--- Exercise description ---
Reproduce every item below with "screenshot" replaced by "image" and everything else unchanged. Omit the pictures from your answer.

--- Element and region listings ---

════════════════════

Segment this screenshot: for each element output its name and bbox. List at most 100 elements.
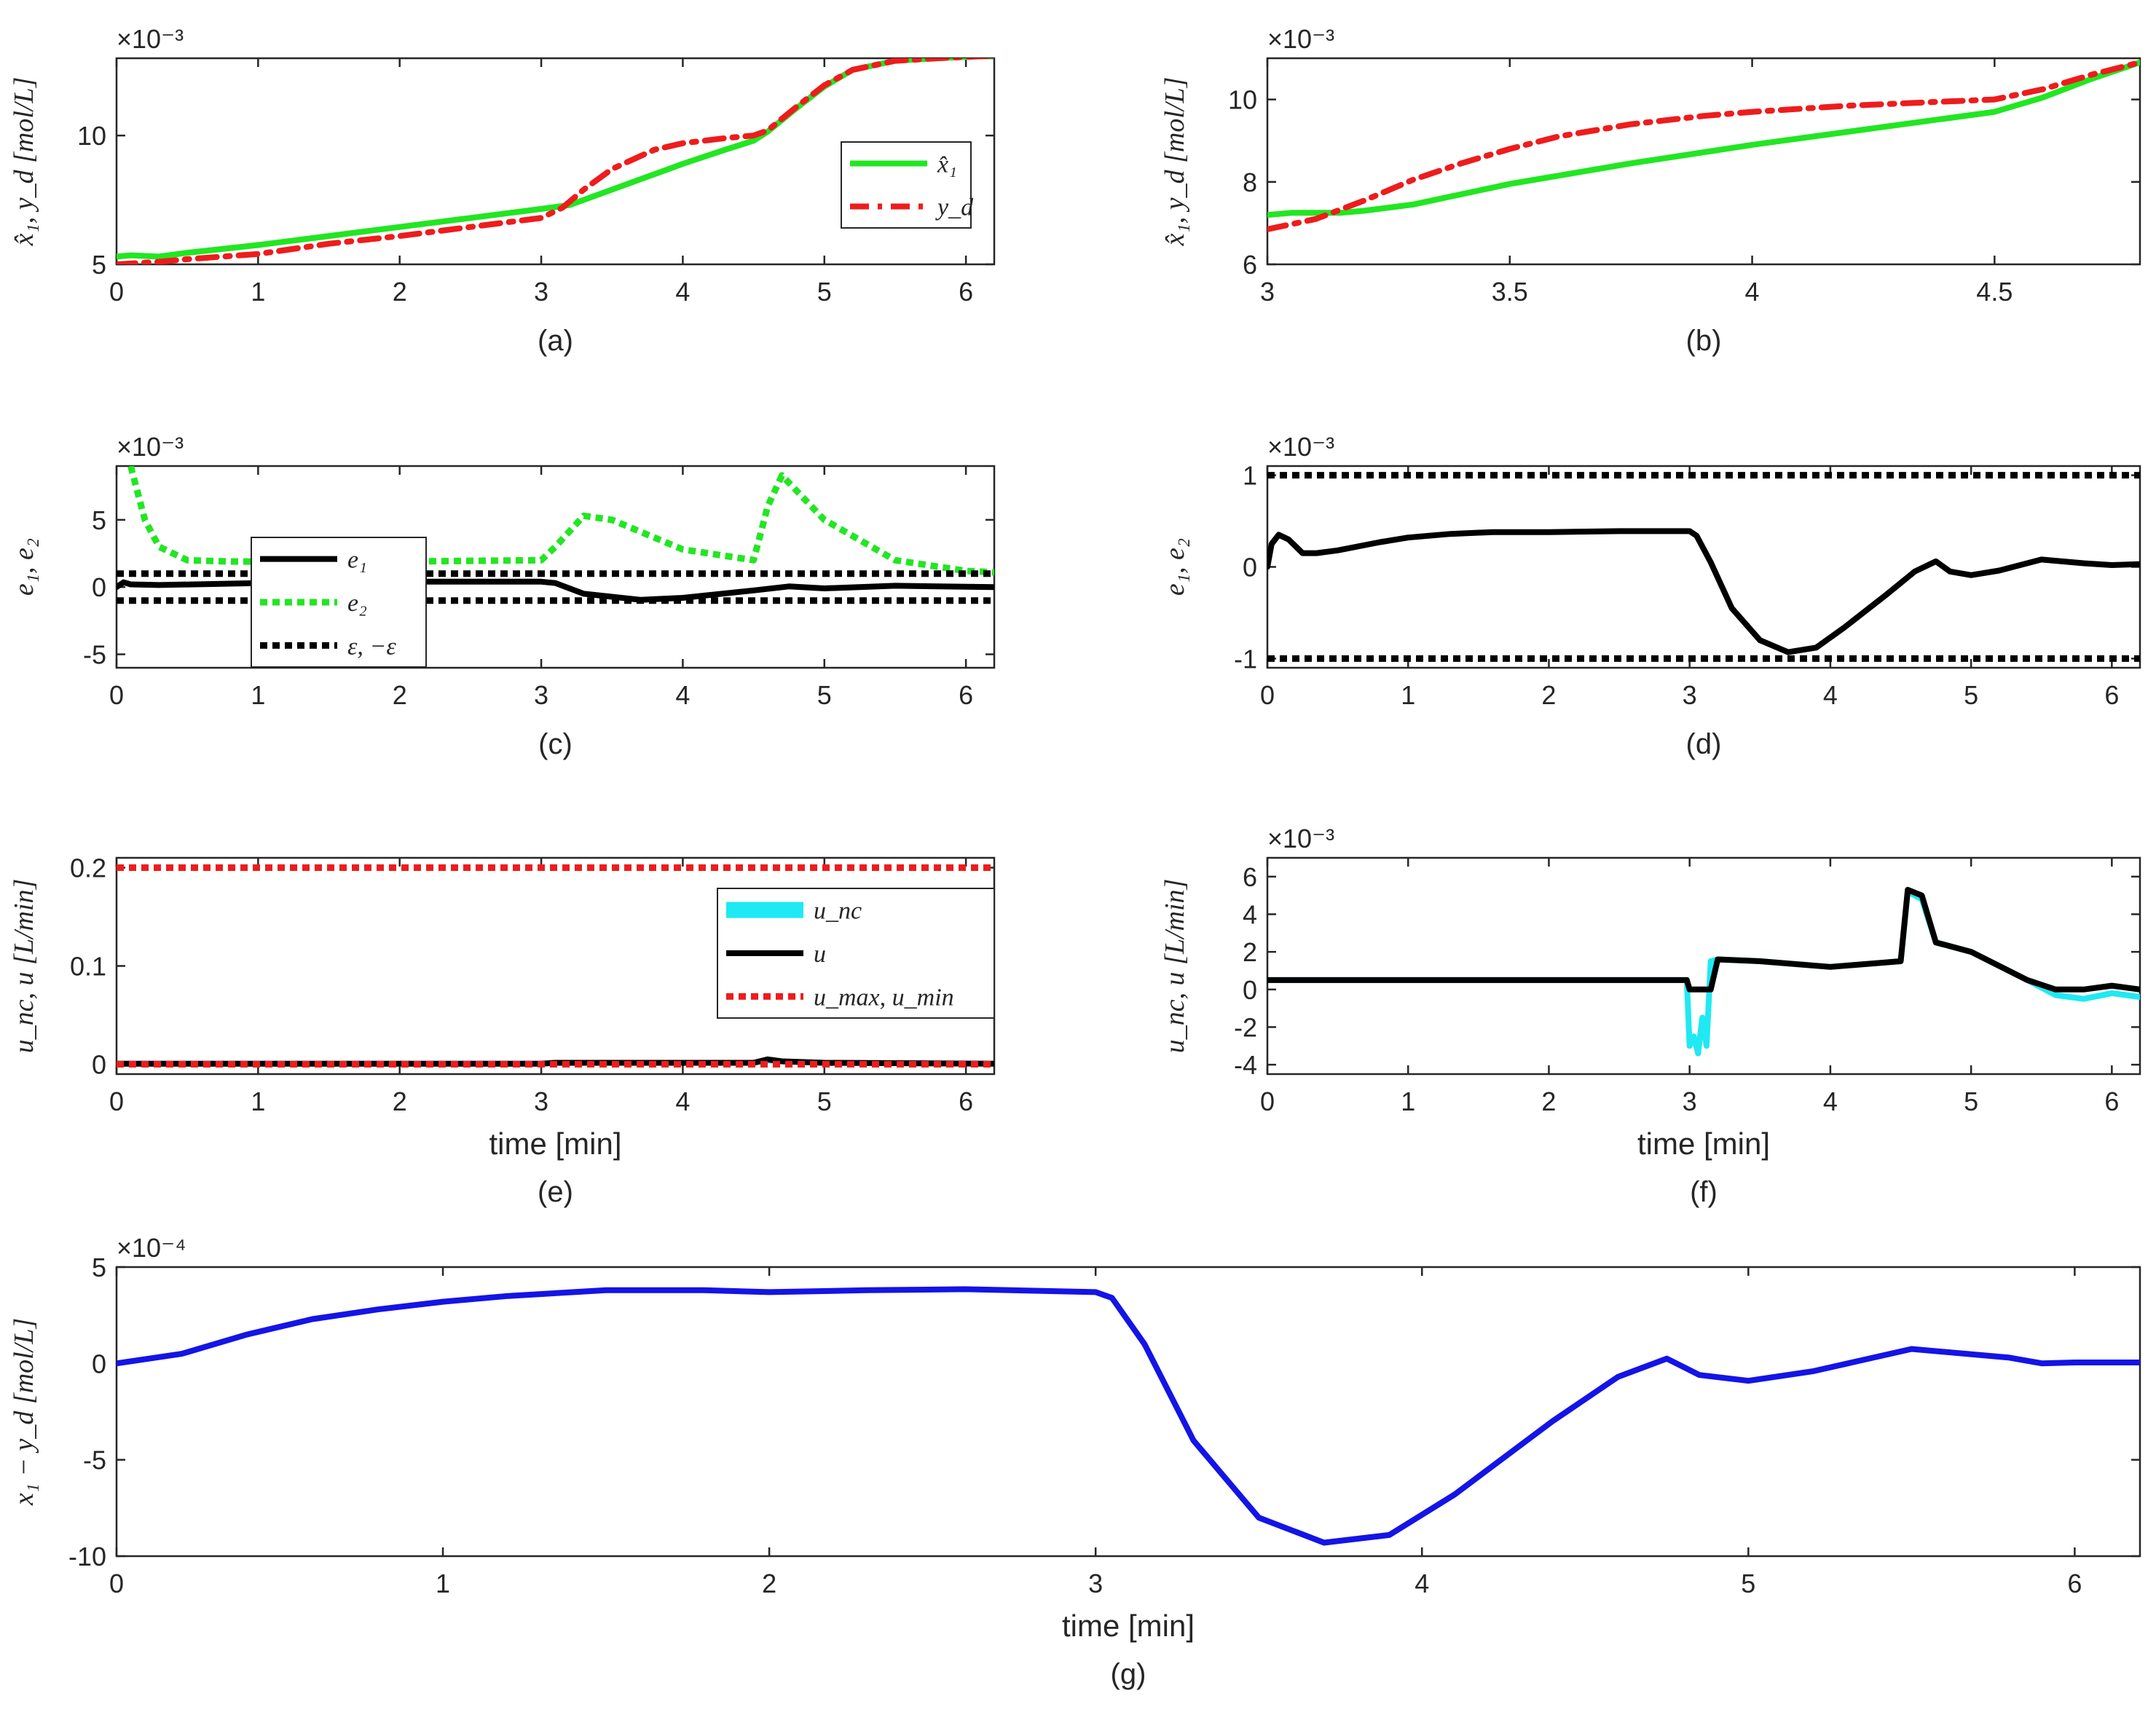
x-tick-label: 6 [959,1086,973,1116]
series-group-a [117,58,994,264]
series-line [117,1286,2140,1546]
axis-multiplier: ×10⁻³ [1267,24,1334,54]
x-tick-label: 2 [1541,680,1556,710]
x-tick-label: 4 [1823,680,1838,710]
series-line [1267,528,2140,655]
y-tick-label: 4 [1243,899,1257,929]
x-tick-label: 1 [251,277,265,307]
series-line [127,466,994,576]
panel-caption: (g) [1111,1658,1146,1690]
x-tick-label: 2 [1541,1086,1556,1116]
y-tick-label: 10 [77,121,106,151]
legend-label: e₁ [347,547,367,574]
x-tick-label: 4 [675,680,690,710]
x-tick-label: 6 [2067,1569,2082,1598]
x-tick-label: 6 [959,680,973,710]
y-tick-label: 5 [92,250,106,280]
x-tick-label: 5 [1964,680,1978,710]
x-tick-label: 1 [436,1569,450,1598]
panel-e: 0 1 2 3 4 5 6 0 0.1 0.2 u_nc, u [L/min] time [min] (… [9,853,996,1208]
x-tick-label: 3 [534,277,548,307]
x-tick-label: 4.5 [1976,277,2013,307]
x-tick-label: 5 [817,680,832,710]
x-tick-label: 0 [109,277,124,307]
y-tick-label: -2 [1234,1012,1257,1042]
x-tick-label: 0 [109,1569,124,1598]
series-line [117,58,994,264]
x-axis-label: time [min] [1637,1127,1770,1161]
series-group-c [117,466,994,604]
axes-box-g [115,1266,2141,1558]
series-group-b [1267,59,2140,232]
axis-multiplier: ×10⁻³ [117,432,184,462]
x-tick-label: 3 [534,680,548,710]
x-tick-label: 2 [762,1569,776,1598]
x-tick-label: 4 [1745,277,1760,307]
y-tick-label: -1 [1234,644,1257,674]
y-tick-label: 2 [1243,937,1257,967]
y-tick-label: 10 [1228,85,1257,115]
y-tick-label: 0 [1243,553,1257,583]
y-tick-label: 0 [92,572,106,602]
x-tick-label: 1 [251,680,265,710]
x-tick-label: 2 [393,1086,407,1116]
panel-d: 0 1 2 3 4 5 6-101×10⁻³e₁, e₂(d) [1160,432,2141,760]
panel-caption: (d) [1686,728,1722,760]
axis-multiplier: ×10⁻³ [1267,432,1334,462]
x-tick-label: 5 [817,1086,832,1116]
y-axis-label: x̂₁, y_d [mol/L] [9,77,39,247]
axes-box-b [1266,57,2141,266]
y-tick-label: 8 [1243,167,1257,197]
y-tick-label: 0 [1243,975,1257,1005]
panel-caption: (e) [538,1176,573,1208]
legend-e: u_ncu u_max, u_min [717,888,995,1019]
x-tick-label: 6 [959,277,973,307]
x-tick-label: 3.5 [1492,277,1528,307]
y-tick-label: 0.2 [70,853,106,883]
panel-caption: (a) [538,325,573,357]
series-line [1267,59,2140,232]
y-tick-label: 1 [1243,461,1257,491]
x-tick-label: 4 [1823,1086,1838,1116]
panel-a: 0 1 2 3 4 5 6 5 10 ×10⁻³ x̂₁, y_d [mol/L] (a) x̂₁ y_d [9,24,996,357]
y-tick-label: 5 [92,505,106,535]
panel-caption: (f) [1690,1176,1718,1208]
y-axis-label: u_nc, u [L/min] [9,879,39,1054]
x-tick-label: 2 [393,680,407,710]
x-tick-label: 6 [2104,680,2119,710]
y-axis-label: u_nc, u [L/min] [1160,879,1190,1054]
y-tick-label: -5 [83,640,106,670]
axis-multiplier: ×10⁻⁴ [117,1233,186,1263]
x-tick-label: 5 [1964,1086,1978,1116]
series-group-f [1267,886,2140,1057]
x-tick-label: 0 [109,1086,124,1116]
x-tick-label: 5 [817,277,832,307]
y-axis-label: x̂₁, y_d [mol/L] [1160,77,1190,247]
series-group-e [117,864,994,1068]
legend-label: u_max, u_min [814,984,954,1011]
x-tick-label: 3 [1683,1086,1697,1116]
legend-a: x̂₁ y_d [841,141,974,229]
y-axis-label: e₁, e₂ [1160,538,1190,596]
legend-label: y_d [935,194,974,221]
y-tick-label: 6 [1243,862,1257,892]
x-tick-label: 1 [251,1086,265,1116]
x-tick-label: 3 [1683,680,1697,710]
x-axis-label: time [min] [489,1127,621,1161]
x-tick-label: 4 [1415,1569,1429,1598]
x-tick-label: 1 [1401,680,1415,710]
series-group-g [117,1286,2140,1546]
series-line [1267,59,2140,218]
y-tick-label: 5 [92,1252,106,1282]
legend-c: e₁ e₂ ε, −ε [251,537,427,668]
x-axis-label: time [min] [1062,1609,1195,1643]
y-tick-label: 0.1 [70,952,106,982]
x-tick-label: 4 [675,277,690,307]
x-tick-label: 3 [1088,1569,1103,1598]
axes-box-a [115,57,996,266]
series-group-d [1267,472,2140,662]
y-tick-label: 6 [1243,250,1257,280]
panel-caption: (c) [538,728,573,760]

════════════════════

--- Answer to the problem ---
Segment this image: for each element output its name and bbox. List at most 100 elements.
x-tick-label: 6 [959,1086,973,1116]
series-group-a [117,58,994,264]
series-line [117,1286,2140,1546]
axis-multiplier: ×10⁻³ [1267,24,1334,54]
x-tick-label: 2 [1541,680,1556,710]
x-tick-label: 4 [1823,680,1838,710]
series-line [1267,528,2140,655]
y-tick-label: 4 [1243,899,1257,929]
x-tick-label: 1 [251,277,265,307]
series-line [127,466,994,576]
panel-caption: (g) [1111,1658,1146,1690]
x-tick-label: 2 [1541,1086,1556,1116]
y-tick-label: 10 [77,121,106,151]
legend-label: e₁ [347,547,367,574]
x-tick-label: 4 [675,680,690,710]
x-tick-label: 6 [2067,1569,2082,1598]
x-tick-label: 6 [959,680,973,710]
y-tick-label: 5 [92,250,106,280]
x-tick-label: 5 [1964,680,1978,710]
x-tick-label: 1 [436,1569,450,1598]
panel-e: 0 1 2 3 4 5 6 0 0.1 0.2 u_nc, u [L/min] time [min] (… [9,853,996,1208]
x-tick-label: 3 [534,277,548,307]
x-tick-label: 4.5 [1976,277,2013,307]
x-tick-label: 5 [817,680,832,710]
x-tick-label: 0 [109,277,124,307]
y-tick-label: -2 [1234,1012,1257,1042]
x-tick-label: 0 [109,1569,124,1598]
series-line [117,58,994,264]
x-axis-label: time [min] [1637,1127,1770,1161]
series-group-c [117,466,994,604]
axes-box-g [115,1266,2141,1558]
series-group-b [1267,59,2140,232]
axis-multiplier: ×10⁻³ [117,432,184,462]
x-tick-label: 3 [534,680,548,710]
x-tick-label: 2 [762,1569,776,1598]
x-tick-label: 4 [1745,277,1760,307]
y-tick-label: -1 [1234,644,1257,674]
y-tick-label: 2 [1243,937,1257,967]
y-tick-label: 10 [1228,85,1257,115]
y-tick-label: 0 [1243,553,1257,583]
y-tick-label: 0 [92,572,106,602]
x-tick-label: 1 [251,680,265,710]
x-tick-label: 2 [393,1086,407,1116]
panel-d: 0 1 2 3 4 5 6-101×10⁻³e₁, e₂(d) [1160,432,2141,760]
panel-caption: (d) [1686,728,1722,760]
axis-multiplier: ×10⁻³ [1267,432,1334,462]
x-tick-label: 5 [817,1086,832,1116]
y-axis-label: x̂₁, y_d [mol/L] [9,77,39,247]
axes-box-b [1266,57,2141,266]
y-tick-label: 8 [1243,167,1257,197]
y-tick-label: 0 [1243,975,1257,1005]
panel-caption: (e) [538,1176,573,1208]
legend-e: u_ncu u_max, u_min [717,888,995,1019]
x-tick-label: 6 [959,277,973,307]
x-tick-label: 3.5 [1492,277,1528,307]
y-tick-label: 0.2 [70,853,106,883]
panel-caption: (a) [538,325,573,357]
series-line [1267,59,2140,232]
y-tick-label: 1 [1243,461,1257,491]
x-tick-label: 4 [1823,1086,1838,1116]
panel-a: 0 1 2 3 4 5 6 5 10 ×10⁻³ x̂₁, y_d [mol/L] (a) x̂₁ y_d [9,24,996,357]
y-tick-label: 5 [92,505,106,535]
panel-caption: (f) [1690,1176,1718,1208]
y-axis-label: u_nc, u [L/min] [9,879,39,1054]
x-tick-label: 2 [393,680,407,710]
x-tick-label: 6 [2104,680,2119,710]
y-axis-label: u_nc, u [L/min] [1160,879,1190,1054]
y-tick-label: -5 [83,640,106,670]
axis-multiplier: ×10⁻⁴ [117,1233,186,1263]
x-tick-label: 5 [1964,1086,1978,1116]
series-group-f [1267,886,2140,1057]
x-tick-label: 0 [109,1086,124,1116]
x-tick-label: 5 [817,277,832,307]
y-axis-label: x̂₁, y_d [mol/L] [1160,77,1190,247]
series-group-e [117,864,994,1068]
legend-label: u_max, u_min [814,984,954,1011]
x-tick-label: 3 [1683,1086,1697,1116]
legend-a: x̂₁ y_d [841,141,974,229]
y-axis-label: e₁, e₂ [1160,538,1190,596]
legend-label: y_d [935,194,974,221]
y-tick-label: 6 [1243,862,1257,892]
x-tick-label: 1 [251,1086,265,1116]
x-tick-label: 3 [1683,680,1697,710]
x-axis-label: time [min] [489,1127,621,1161]
x-tick-label: 4 [1415,1569,1429,1598]
x-tick-label: 1 [1401,680,1415,710]
series-group-g [117,1286,2140,1546]
series-line [1267,59,2140,218]
y-tick-label: 5 [92,1252,106,1282]
legend-c: e₁ e₂ ε, −ε [251,537,427,668]
x-axis-label: time [min] [1062,1609,1195,1643]
y-tick-label: 0.1 [70,952,106,982]
x-tick-label: 4 [675,277,690,307]
x-tick-label: 3 [1088,1569,1103,1598]
axes-box-a [115,57,996,266]
series-group-d [1267,472,2140,662]
y-tick-label: 6 [1243,250,1257,280]
panel-caption: (c) [538,728,573,760]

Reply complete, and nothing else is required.